Challenge ▸ Count lines holding the string "screenshot" in the data that follows. Reply with one number only.

Material to process ▸
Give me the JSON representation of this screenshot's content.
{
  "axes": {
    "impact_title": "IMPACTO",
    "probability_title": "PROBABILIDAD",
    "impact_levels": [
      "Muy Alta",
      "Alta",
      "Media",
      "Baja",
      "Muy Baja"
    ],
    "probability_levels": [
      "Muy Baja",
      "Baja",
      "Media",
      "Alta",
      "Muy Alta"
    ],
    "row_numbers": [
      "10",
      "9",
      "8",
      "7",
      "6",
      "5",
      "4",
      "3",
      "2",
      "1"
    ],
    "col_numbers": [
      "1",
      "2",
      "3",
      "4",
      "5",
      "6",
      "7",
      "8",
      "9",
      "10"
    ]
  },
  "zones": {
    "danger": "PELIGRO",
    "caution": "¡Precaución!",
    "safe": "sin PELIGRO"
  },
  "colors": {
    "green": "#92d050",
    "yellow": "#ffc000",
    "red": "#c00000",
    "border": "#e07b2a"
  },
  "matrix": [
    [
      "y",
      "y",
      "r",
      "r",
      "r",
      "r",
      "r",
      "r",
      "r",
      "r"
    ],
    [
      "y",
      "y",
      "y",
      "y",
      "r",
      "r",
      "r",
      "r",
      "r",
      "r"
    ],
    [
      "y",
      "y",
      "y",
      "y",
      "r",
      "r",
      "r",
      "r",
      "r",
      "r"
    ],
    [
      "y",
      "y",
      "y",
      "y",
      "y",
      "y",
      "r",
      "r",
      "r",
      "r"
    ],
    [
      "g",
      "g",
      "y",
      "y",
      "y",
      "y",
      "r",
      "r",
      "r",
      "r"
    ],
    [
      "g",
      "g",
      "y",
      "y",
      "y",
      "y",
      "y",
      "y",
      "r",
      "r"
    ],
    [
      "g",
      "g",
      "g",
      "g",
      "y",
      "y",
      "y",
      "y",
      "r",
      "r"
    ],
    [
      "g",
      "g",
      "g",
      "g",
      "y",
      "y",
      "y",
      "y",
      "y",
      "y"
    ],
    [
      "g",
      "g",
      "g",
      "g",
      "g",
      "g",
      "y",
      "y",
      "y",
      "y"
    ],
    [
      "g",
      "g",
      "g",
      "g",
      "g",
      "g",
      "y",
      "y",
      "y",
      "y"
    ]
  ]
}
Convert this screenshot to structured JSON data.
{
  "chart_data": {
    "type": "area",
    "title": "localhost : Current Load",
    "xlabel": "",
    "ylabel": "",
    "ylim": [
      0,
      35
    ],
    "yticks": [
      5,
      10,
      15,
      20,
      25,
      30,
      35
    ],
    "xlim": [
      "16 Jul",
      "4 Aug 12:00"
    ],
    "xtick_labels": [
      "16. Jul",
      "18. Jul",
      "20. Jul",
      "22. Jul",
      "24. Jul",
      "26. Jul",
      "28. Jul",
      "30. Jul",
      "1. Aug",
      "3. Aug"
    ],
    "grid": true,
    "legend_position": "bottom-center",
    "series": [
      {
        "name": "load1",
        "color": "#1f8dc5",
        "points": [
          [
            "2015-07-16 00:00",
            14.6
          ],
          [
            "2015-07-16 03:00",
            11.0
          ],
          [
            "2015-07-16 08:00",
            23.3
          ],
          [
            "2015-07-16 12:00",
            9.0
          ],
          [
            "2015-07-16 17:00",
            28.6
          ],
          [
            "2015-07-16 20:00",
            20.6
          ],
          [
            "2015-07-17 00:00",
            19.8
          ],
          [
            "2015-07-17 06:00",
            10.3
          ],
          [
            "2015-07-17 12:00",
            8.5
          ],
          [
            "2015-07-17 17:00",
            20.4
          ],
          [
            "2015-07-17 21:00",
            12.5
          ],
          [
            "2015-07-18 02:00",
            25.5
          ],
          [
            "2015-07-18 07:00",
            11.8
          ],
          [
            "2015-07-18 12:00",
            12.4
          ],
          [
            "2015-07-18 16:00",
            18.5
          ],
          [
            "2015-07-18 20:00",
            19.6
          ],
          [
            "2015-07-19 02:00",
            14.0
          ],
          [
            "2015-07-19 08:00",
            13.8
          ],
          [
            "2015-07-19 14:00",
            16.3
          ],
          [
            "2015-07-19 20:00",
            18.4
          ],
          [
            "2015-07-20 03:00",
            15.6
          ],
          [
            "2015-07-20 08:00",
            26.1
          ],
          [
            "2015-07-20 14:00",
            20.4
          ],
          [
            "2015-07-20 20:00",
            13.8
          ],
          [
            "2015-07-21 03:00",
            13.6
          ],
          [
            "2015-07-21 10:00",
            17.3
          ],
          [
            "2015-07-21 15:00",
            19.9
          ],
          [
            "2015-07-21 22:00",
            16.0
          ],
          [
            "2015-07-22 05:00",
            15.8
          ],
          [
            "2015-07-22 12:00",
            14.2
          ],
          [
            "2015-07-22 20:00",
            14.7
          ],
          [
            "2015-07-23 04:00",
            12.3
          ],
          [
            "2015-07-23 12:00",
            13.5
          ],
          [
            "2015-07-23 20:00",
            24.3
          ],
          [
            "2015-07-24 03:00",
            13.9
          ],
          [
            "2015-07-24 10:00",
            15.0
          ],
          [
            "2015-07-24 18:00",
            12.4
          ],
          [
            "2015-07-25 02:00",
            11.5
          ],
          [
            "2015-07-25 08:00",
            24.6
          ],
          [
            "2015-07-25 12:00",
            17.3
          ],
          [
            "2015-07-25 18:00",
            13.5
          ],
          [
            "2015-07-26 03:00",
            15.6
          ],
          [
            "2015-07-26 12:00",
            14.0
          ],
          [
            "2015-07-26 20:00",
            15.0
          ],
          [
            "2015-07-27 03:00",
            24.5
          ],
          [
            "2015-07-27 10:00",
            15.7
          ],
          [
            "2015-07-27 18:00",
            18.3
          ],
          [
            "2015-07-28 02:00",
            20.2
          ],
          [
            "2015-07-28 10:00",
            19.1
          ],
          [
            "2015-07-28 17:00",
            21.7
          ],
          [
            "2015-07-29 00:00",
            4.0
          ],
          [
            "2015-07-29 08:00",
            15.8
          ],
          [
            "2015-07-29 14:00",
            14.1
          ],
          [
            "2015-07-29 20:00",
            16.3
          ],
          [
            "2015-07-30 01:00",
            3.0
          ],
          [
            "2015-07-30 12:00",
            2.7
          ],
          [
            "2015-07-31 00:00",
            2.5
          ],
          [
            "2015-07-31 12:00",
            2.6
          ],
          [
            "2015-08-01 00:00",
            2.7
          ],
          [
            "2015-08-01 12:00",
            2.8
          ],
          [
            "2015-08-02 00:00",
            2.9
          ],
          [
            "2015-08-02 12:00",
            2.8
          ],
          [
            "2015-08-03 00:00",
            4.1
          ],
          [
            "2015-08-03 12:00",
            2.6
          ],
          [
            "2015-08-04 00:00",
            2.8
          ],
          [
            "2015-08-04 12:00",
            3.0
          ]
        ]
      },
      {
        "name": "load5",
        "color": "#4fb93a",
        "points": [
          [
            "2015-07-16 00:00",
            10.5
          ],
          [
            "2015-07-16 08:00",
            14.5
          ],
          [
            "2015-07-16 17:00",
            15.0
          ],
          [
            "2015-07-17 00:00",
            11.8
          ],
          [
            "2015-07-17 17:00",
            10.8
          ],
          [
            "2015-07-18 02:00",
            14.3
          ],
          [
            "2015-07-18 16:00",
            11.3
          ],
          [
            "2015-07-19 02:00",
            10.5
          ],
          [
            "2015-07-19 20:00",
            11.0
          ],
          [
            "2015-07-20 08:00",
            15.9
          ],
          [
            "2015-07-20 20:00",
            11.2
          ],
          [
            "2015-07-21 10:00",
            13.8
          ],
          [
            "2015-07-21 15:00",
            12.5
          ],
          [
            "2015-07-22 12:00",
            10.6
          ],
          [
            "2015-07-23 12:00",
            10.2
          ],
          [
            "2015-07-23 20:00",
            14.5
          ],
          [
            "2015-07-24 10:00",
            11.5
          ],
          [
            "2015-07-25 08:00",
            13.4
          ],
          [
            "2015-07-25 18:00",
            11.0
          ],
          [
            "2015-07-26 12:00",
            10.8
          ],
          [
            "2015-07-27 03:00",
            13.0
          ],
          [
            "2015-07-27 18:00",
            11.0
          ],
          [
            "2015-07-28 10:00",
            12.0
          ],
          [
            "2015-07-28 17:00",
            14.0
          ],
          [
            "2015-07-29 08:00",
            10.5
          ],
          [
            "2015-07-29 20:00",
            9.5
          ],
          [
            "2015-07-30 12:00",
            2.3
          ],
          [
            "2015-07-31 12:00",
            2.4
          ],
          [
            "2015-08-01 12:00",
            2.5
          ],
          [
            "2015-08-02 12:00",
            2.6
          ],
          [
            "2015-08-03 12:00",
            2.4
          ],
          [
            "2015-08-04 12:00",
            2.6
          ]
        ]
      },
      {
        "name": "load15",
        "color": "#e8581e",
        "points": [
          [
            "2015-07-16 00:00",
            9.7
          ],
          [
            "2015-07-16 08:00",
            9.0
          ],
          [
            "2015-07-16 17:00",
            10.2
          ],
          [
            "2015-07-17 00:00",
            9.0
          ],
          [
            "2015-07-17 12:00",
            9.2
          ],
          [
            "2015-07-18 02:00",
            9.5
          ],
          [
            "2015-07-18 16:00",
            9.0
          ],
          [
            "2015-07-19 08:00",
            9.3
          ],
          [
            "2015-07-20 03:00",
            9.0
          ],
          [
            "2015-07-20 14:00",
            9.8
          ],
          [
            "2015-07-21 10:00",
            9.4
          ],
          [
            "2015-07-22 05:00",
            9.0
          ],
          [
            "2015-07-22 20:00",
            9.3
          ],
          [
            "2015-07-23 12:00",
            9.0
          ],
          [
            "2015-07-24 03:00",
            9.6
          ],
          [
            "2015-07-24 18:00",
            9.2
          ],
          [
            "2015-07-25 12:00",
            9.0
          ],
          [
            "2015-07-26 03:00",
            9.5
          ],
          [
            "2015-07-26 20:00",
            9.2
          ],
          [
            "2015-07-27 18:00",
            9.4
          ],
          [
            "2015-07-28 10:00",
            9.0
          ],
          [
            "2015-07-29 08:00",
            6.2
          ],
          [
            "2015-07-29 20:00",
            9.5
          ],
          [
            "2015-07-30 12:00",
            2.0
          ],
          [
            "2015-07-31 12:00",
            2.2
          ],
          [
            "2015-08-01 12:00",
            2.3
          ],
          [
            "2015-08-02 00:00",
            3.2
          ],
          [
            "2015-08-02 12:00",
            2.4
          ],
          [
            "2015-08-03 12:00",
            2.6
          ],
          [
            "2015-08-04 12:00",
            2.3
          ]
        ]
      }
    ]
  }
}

Exercise solution ▸ 2